[EXERCISE]
Output every entry exactly as written.

[Figure dataset records]
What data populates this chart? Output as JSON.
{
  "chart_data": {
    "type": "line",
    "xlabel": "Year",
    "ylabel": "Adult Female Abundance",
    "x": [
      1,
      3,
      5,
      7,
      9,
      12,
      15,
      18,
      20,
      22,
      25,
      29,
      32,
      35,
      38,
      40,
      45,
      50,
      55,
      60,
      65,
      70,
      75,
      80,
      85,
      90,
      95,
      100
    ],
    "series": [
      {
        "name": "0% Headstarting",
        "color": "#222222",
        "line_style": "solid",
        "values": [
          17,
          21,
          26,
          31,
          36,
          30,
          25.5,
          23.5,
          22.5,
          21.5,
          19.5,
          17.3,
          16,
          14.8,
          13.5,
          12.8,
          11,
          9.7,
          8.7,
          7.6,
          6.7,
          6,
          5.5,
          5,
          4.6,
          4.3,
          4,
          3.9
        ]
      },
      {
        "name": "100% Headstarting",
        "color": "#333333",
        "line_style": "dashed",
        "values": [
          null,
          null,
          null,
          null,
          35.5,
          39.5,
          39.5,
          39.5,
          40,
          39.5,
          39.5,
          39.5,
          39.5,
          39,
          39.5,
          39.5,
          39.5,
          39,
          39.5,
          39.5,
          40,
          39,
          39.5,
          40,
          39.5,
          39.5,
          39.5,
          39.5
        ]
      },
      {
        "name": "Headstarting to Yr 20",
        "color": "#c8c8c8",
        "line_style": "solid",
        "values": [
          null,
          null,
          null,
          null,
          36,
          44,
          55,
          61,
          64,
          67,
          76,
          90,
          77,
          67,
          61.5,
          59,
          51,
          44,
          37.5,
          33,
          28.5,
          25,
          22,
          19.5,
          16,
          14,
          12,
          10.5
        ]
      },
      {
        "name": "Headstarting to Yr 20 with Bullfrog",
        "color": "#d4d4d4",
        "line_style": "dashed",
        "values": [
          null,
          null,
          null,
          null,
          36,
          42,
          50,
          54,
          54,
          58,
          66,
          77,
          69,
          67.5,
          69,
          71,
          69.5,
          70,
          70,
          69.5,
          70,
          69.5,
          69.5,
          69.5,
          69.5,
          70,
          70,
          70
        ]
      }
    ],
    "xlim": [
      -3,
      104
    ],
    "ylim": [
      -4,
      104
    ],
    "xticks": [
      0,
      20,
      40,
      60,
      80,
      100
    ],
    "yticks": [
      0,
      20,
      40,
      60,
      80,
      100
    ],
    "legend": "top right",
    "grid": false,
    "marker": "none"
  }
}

[COMPLETED EXERCISE]
What data populates this chart? Output as JSON.
{
  "chart_data": {
    "type": "line",
    "xlabel": "Year",
    "ylabel": "Adult Female Abundance",
    "x": [
      1,
      3,
      5,
      7,
      9,
      12,
      15,
      18,
      20,
      22,
      25,
      29,
      32,
      35,
      38,
      40,
      45,
      50,
      55,
      60,
      65,
      70,
      75,
      80,
      85,
      90,
      95,
      100
    ],
    "series": [
      {
        "name": "0% Headstarting",
        "color": "#222222",
        "line_style": "solid",
        "values": [
          17,
          21,
          26,
          31,
          36,
          30,
          25.5,
          23.5,
          22.5,
          21.5,
          19.5,
          17.3,
          16,
          14.8,
          13.5,
          12.8,
          11,
          9.7,
          8.7,
          7.6,
          6.7,
          6,
          5.5,
          5,
          4.6,
          4.3,
          4,
          3.9
        ]
      },
      {
        "name": "100% Headstarting",
        "color": "#333333",
        "line_style": "dashed",
        "values": [
          null,
          null,
          null,
          null,
          35.5,
          39.5,
          39.5,
          39.5,
          40,
          39.5,
          39.5,
          39.5,
          39.5,
          39,
          39.5,
          39.5,
          39.5,
          39,
          39.5,
          39.5,
          40,
          39,
          39.5,
          40,
          39.5,
          39.5,
          39.5,
          39.5
        ]
      },
      {
        "name": "Headstarting to Yr 20",
        "color": "#c8c8c8",
        "line_style": "solid",
        "values": [
          null,
          null,
          null,
          null,
          36,
          44,
          55,
          61,
          64,
          67,
          76,
          90,
          77,
          67,
          61.5,
          59,
          51,
          44,
          37.5,
          33,
          28.5,
          25,
          22,
          19.5,
          16,
          14,
          12,
          10.5
        ]
      },
      {
        "name": "Headstarting to Yr 20 with Bullfrog",
        "color": "#d4d4d4",
        "line_style": "dashed",
        "values": [
          null,
          null,
          null,
          null,
          36,
          42,
          50,
          54,
          54,
          58,
          66,
          77,
          69,
          67.5,
          69,
          71,
          69.5,
          70,
          70,
          69.5,
          70,
          69.5,
          69.5,
          69.5,
          69.5,
          70,
          70,
          70
        ]
      }
    ],
    "xlim": [
      -3,
      104
    ],
    "ylim": [
      -4,
      104
    ],
    "xticks": [
      0,
      20,
      40,
      60,
      80,
      100
    ],
    "yticks": [
      0,
      20,
      40,
      60,
      80,
      100
    ],
    "legend": "top right",
    "grid": false,
    "marker": "none"
  }
}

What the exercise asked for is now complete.